• Objective
Show each line from the listing that includes the word "content".

• Extracted material
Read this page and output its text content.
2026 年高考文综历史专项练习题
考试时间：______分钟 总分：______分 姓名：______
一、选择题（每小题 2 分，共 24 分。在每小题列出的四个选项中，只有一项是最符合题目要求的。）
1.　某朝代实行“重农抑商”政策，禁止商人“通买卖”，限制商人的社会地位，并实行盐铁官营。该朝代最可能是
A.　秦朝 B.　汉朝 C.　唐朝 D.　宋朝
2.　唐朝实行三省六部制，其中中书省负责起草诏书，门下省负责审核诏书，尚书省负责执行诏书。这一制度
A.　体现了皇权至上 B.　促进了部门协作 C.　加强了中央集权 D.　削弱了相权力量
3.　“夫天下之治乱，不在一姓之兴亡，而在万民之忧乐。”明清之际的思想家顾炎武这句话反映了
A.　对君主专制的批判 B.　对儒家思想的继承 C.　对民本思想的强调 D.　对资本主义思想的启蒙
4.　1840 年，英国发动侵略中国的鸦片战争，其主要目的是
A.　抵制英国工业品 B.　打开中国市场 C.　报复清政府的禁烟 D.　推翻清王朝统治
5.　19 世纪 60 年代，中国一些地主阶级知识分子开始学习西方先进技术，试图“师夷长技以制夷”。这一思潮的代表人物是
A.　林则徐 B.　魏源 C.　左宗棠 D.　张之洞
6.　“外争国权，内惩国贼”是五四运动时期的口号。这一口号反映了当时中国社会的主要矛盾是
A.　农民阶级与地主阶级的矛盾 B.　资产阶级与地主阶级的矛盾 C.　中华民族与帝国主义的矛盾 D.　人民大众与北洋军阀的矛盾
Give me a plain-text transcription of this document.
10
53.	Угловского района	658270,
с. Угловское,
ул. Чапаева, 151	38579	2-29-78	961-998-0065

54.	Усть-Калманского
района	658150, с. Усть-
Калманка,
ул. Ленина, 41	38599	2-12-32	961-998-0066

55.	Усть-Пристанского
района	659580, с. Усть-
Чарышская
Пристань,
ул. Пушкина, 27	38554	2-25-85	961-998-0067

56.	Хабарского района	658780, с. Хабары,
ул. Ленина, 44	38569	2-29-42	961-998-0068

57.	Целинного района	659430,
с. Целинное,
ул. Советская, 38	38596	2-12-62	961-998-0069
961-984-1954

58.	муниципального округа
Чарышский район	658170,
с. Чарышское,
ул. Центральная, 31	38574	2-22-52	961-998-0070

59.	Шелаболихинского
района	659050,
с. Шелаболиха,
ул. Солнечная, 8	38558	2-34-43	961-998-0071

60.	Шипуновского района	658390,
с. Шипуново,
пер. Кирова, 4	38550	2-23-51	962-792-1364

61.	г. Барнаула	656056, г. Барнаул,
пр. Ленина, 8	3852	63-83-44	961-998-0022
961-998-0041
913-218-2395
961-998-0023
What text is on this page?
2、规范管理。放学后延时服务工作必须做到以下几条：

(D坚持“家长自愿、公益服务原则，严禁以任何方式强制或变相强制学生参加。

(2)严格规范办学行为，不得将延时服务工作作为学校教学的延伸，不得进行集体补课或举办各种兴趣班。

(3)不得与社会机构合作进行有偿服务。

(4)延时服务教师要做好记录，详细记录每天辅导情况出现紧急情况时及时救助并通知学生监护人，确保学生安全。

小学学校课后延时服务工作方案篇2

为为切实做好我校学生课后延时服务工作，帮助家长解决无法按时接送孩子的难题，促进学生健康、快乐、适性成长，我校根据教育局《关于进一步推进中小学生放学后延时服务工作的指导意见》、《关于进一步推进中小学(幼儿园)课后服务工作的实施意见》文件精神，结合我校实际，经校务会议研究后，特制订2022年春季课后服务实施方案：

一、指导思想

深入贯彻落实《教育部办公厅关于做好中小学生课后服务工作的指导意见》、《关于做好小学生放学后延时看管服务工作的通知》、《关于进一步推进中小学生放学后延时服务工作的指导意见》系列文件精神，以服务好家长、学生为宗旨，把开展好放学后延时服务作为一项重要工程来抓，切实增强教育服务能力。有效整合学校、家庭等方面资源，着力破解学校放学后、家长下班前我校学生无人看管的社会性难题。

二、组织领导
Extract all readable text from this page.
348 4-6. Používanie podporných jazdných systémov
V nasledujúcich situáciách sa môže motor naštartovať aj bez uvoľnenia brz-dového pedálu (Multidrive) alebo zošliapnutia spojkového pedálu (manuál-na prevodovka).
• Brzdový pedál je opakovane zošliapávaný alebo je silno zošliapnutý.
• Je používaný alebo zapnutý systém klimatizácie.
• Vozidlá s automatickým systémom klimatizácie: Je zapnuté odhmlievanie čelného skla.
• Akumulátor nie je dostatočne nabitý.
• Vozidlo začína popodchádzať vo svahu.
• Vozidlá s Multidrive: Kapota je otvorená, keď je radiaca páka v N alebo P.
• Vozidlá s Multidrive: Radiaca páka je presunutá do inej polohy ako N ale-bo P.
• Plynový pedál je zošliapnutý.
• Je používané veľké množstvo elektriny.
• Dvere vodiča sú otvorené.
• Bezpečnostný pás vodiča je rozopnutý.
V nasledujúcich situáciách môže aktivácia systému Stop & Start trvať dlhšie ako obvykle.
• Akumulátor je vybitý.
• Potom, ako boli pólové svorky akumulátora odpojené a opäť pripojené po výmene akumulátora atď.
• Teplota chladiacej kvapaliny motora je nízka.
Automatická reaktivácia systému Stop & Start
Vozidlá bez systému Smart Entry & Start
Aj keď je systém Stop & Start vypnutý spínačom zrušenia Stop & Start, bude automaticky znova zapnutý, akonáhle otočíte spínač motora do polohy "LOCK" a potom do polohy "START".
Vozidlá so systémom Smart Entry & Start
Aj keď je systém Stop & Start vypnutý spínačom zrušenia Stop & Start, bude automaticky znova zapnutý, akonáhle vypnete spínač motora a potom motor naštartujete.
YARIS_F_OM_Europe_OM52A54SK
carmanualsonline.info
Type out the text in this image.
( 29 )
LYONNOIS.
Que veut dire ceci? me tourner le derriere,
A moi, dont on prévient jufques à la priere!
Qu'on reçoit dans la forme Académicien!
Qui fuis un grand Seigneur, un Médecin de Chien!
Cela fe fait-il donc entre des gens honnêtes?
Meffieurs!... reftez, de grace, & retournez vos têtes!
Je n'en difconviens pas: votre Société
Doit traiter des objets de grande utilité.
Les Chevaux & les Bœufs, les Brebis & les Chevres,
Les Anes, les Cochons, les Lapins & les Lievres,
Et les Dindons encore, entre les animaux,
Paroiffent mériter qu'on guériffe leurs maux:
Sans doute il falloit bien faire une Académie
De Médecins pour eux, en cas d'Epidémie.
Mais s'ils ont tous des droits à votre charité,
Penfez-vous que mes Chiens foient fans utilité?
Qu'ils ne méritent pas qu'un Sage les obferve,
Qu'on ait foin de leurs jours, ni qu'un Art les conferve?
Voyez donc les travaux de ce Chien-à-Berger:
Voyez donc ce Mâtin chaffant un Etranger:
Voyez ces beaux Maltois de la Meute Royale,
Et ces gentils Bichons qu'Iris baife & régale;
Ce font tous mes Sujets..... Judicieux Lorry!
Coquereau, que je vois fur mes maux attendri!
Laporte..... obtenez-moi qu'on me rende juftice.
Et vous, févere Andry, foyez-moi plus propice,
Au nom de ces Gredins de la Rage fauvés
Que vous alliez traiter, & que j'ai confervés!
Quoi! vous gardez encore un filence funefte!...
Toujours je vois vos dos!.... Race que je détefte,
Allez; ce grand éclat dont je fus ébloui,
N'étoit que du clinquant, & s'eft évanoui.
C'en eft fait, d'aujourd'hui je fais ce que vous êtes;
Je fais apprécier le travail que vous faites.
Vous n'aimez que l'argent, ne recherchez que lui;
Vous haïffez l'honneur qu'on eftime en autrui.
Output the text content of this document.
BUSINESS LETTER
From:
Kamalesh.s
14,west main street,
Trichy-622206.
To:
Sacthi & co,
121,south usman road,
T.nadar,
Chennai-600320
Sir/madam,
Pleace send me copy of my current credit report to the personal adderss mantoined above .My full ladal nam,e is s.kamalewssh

• Exercise response
Read this page and output its text content.
Output the text content of this document.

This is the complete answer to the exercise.